EXERCISE BRIEF: Tally the lines with the word "screenshot" and report the number alone.

Dataset listings of figures
━━━━━━━━━━━━━━━━

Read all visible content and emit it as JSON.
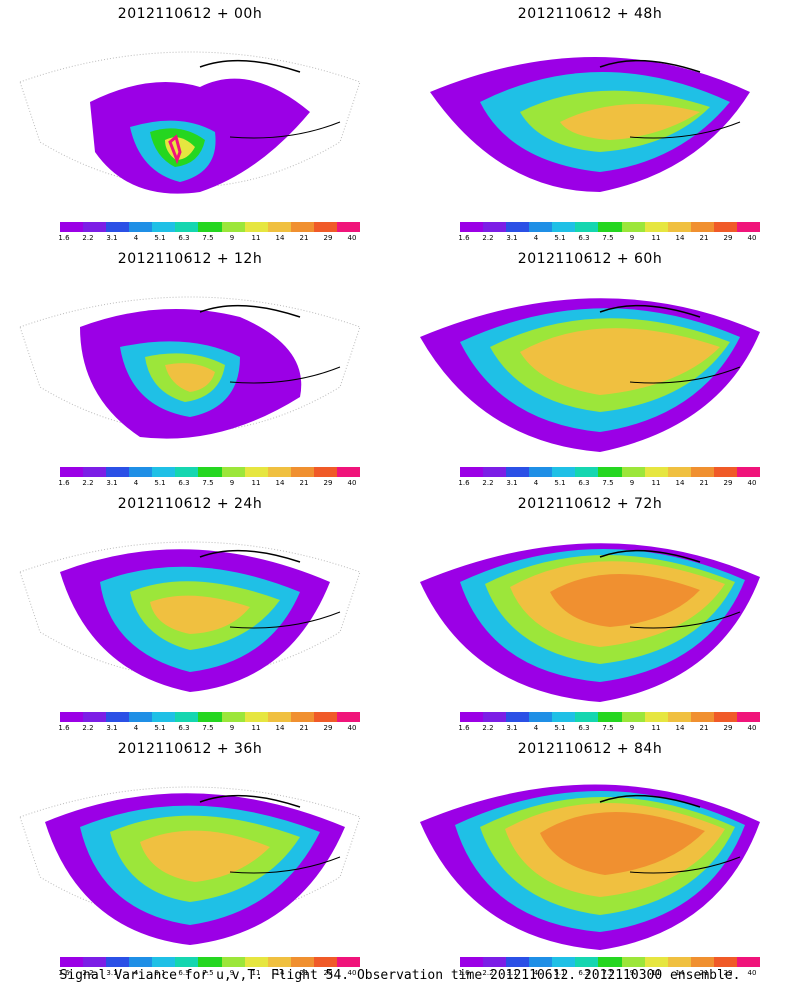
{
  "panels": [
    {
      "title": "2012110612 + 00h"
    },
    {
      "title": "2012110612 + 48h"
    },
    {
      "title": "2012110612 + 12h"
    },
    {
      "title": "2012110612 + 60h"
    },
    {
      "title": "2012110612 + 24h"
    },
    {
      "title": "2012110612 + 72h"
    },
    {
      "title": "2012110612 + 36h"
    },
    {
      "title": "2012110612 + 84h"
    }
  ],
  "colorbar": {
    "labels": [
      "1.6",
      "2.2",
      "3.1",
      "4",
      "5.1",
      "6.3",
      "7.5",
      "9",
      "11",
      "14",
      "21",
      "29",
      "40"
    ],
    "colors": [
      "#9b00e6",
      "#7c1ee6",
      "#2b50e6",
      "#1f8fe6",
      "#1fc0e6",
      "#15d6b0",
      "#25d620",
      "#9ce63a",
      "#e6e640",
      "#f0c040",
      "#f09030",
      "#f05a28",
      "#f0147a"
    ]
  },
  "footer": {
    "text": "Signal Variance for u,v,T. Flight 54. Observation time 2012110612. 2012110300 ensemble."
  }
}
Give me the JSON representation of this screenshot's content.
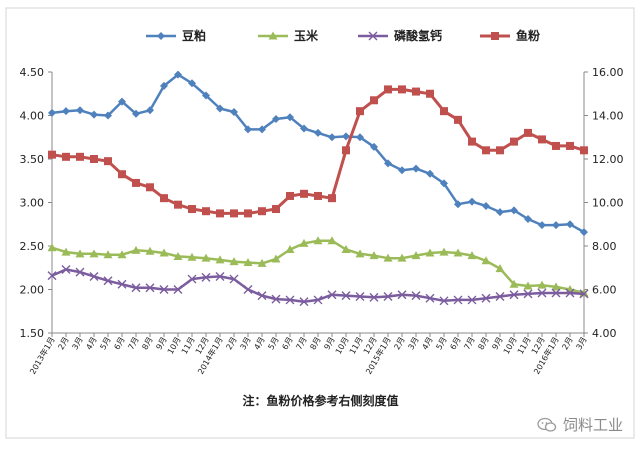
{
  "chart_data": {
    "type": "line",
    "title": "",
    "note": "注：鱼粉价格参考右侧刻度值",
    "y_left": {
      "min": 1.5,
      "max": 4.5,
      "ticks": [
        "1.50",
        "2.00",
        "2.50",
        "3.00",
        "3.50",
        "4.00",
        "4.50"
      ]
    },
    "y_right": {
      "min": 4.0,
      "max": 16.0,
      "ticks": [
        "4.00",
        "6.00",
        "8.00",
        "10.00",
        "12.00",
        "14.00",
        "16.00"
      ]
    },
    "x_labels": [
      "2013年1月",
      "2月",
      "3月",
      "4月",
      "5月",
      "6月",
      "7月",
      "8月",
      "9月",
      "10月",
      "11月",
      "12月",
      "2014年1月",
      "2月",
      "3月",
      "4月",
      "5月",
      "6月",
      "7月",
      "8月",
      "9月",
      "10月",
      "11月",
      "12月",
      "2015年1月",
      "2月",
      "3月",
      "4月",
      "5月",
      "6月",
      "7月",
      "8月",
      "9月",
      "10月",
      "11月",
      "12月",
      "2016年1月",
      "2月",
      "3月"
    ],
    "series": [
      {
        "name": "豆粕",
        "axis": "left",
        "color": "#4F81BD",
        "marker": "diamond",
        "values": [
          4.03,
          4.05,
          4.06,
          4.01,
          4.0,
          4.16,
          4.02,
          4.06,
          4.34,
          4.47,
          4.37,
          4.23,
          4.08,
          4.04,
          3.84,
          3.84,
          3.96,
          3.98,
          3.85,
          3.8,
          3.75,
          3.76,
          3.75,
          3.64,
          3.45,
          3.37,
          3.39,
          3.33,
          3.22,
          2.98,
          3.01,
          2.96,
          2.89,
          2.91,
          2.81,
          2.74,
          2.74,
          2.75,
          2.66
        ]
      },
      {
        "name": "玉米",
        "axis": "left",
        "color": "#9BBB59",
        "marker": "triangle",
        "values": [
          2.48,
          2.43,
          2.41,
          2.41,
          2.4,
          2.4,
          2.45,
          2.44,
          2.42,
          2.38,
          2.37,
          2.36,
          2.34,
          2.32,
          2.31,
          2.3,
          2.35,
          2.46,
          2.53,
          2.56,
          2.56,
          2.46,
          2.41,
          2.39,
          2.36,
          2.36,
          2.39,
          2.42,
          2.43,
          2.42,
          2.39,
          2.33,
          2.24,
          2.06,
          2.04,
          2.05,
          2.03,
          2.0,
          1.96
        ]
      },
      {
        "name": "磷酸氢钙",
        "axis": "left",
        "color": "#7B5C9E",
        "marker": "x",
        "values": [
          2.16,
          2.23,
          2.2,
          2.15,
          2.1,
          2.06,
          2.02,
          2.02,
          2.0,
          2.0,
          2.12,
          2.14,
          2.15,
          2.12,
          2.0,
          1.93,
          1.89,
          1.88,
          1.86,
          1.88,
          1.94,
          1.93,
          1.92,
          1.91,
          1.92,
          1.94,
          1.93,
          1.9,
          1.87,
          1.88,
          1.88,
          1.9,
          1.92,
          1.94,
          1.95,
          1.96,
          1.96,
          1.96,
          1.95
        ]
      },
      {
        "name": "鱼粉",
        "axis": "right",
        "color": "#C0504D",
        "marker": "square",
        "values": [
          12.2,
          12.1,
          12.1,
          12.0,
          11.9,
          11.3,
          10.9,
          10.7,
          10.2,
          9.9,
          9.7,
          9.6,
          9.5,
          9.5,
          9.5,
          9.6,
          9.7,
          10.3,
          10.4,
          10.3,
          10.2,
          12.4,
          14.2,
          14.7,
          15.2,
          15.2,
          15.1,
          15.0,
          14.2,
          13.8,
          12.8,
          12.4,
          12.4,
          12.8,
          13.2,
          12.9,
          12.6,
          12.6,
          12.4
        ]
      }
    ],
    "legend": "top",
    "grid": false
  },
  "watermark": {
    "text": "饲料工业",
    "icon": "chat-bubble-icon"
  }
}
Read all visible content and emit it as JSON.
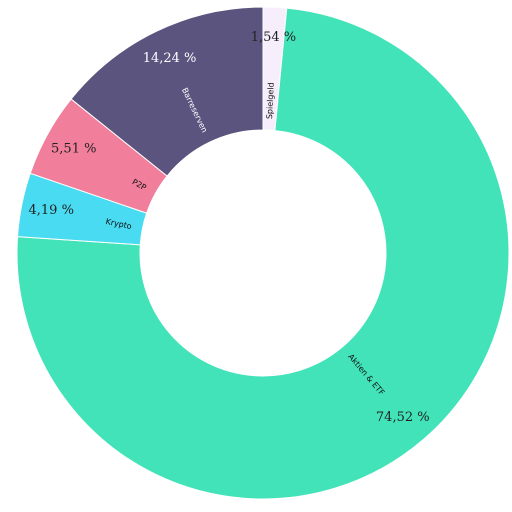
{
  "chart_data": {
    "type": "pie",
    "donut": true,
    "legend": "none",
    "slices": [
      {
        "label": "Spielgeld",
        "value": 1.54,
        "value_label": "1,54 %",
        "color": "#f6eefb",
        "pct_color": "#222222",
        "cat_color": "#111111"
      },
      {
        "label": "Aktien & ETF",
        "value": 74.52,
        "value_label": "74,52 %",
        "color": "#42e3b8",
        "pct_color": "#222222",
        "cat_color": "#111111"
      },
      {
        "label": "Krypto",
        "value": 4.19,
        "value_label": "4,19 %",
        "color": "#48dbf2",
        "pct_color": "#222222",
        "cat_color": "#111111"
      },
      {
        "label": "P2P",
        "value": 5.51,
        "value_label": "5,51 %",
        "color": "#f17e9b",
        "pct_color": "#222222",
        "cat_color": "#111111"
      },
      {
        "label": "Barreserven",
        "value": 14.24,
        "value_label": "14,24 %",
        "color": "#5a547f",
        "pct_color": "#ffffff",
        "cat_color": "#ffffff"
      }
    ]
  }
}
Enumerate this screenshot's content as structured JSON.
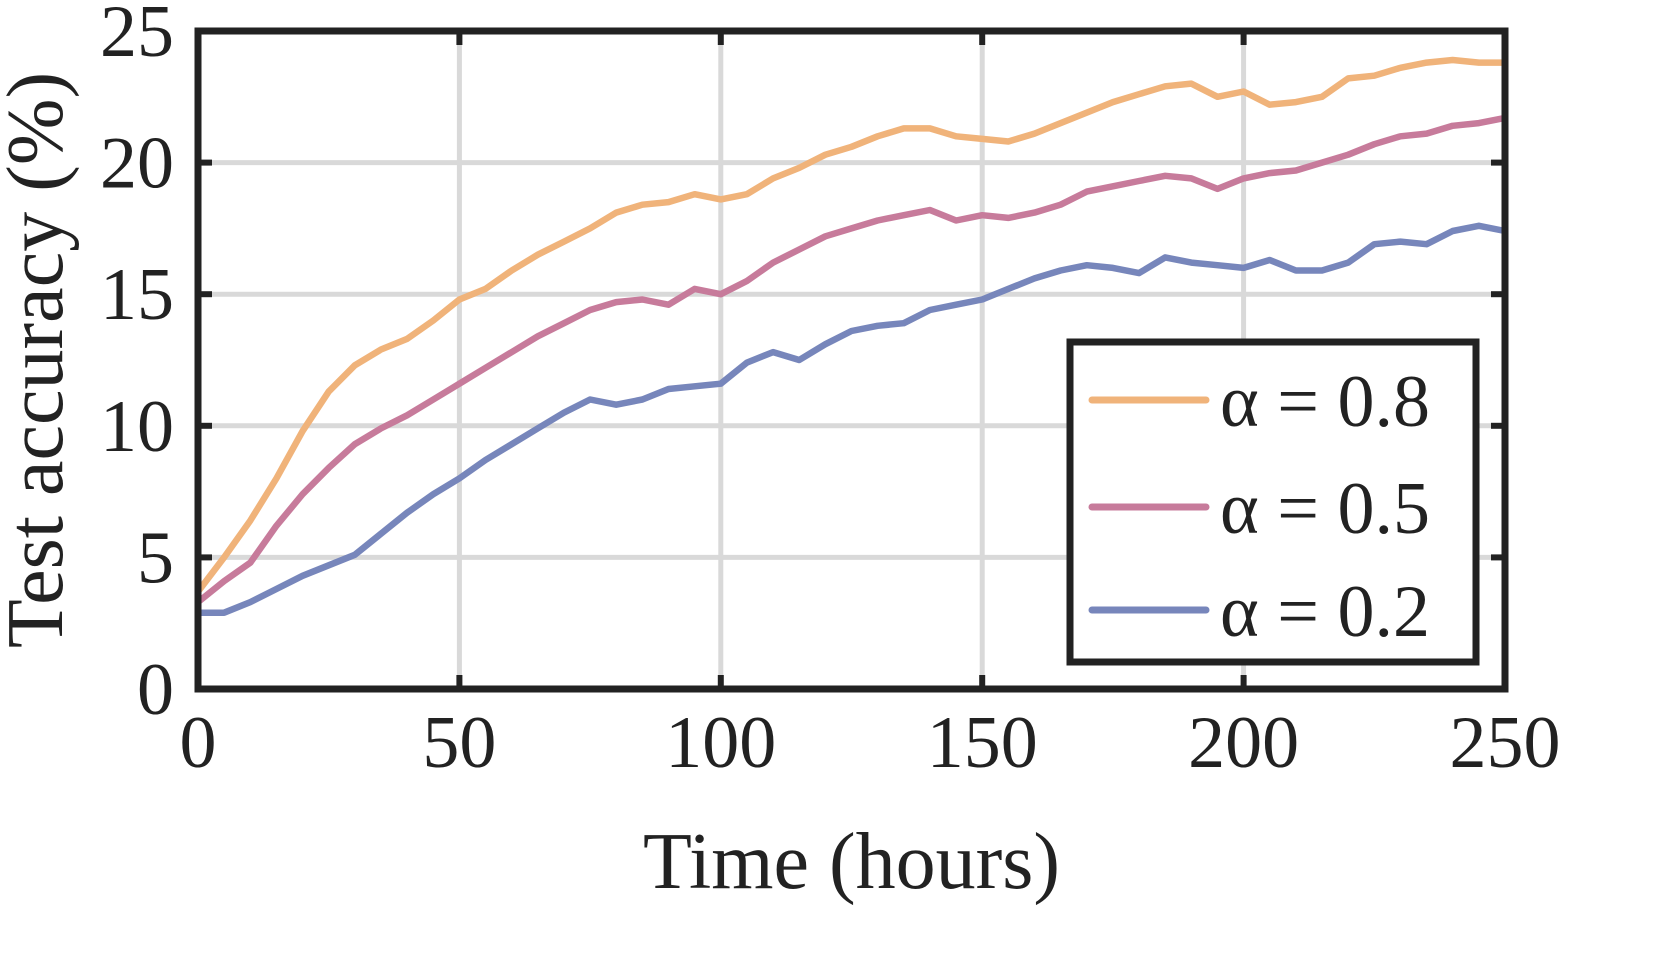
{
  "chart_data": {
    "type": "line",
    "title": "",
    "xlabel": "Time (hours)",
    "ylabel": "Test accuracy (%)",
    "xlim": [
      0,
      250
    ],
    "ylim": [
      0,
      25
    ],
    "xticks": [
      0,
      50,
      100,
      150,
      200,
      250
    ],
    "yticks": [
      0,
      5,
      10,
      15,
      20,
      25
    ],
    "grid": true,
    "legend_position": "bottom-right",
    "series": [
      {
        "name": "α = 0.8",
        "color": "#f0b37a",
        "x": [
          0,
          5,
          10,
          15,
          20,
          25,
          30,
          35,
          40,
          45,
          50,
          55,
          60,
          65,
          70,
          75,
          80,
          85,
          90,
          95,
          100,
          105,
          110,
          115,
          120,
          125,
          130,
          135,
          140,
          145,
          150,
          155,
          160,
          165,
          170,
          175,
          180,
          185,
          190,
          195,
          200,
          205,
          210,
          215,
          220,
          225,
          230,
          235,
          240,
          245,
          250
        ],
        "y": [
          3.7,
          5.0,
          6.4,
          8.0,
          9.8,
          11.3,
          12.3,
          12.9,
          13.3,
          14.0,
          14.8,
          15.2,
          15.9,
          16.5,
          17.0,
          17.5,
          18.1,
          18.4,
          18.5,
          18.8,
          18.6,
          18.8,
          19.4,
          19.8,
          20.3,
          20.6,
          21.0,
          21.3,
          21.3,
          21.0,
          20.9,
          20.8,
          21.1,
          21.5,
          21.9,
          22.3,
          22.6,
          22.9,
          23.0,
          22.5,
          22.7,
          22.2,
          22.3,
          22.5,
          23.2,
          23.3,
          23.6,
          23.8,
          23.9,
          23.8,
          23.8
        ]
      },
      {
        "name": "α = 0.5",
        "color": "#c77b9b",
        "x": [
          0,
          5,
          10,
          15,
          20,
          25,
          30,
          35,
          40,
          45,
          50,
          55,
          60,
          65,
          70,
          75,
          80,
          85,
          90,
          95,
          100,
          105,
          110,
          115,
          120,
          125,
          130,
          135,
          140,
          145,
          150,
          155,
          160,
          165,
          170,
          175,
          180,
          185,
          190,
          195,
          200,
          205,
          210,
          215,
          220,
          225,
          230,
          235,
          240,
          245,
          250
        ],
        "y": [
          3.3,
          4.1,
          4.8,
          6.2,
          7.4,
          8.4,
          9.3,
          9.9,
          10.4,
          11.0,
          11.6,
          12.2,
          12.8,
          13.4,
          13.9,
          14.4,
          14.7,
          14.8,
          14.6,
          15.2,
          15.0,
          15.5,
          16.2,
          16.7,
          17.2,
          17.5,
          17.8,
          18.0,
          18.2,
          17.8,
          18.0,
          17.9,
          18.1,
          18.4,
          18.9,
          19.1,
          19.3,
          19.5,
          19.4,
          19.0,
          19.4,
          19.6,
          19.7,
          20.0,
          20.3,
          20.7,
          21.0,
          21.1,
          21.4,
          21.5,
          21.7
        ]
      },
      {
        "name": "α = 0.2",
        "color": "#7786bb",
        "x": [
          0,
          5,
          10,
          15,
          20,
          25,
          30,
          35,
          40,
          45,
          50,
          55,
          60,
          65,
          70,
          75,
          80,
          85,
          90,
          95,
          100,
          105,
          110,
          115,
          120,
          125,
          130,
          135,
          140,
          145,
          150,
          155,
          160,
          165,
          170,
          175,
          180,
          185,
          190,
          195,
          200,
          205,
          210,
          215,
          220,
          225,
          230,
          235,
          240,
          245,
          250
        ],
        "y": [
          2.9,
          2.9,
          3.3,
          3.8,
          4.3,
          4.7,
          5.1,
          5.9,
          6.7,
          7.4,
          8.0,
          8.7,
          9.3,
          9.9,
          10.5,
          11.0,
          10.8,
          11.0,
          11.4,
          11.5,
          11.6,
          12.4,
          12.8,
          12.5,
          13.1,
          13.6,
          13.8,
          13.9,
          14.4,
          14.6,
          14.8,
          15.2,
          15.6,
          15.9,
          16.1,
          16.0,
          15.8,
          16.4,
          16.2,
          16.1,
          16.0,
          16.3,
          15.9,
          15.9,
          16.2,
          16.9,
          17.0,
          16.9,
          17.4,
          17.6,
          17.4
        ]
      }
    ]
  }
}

━━━━━━━━━━━━━━━━

EXERCISE ANSWER: 2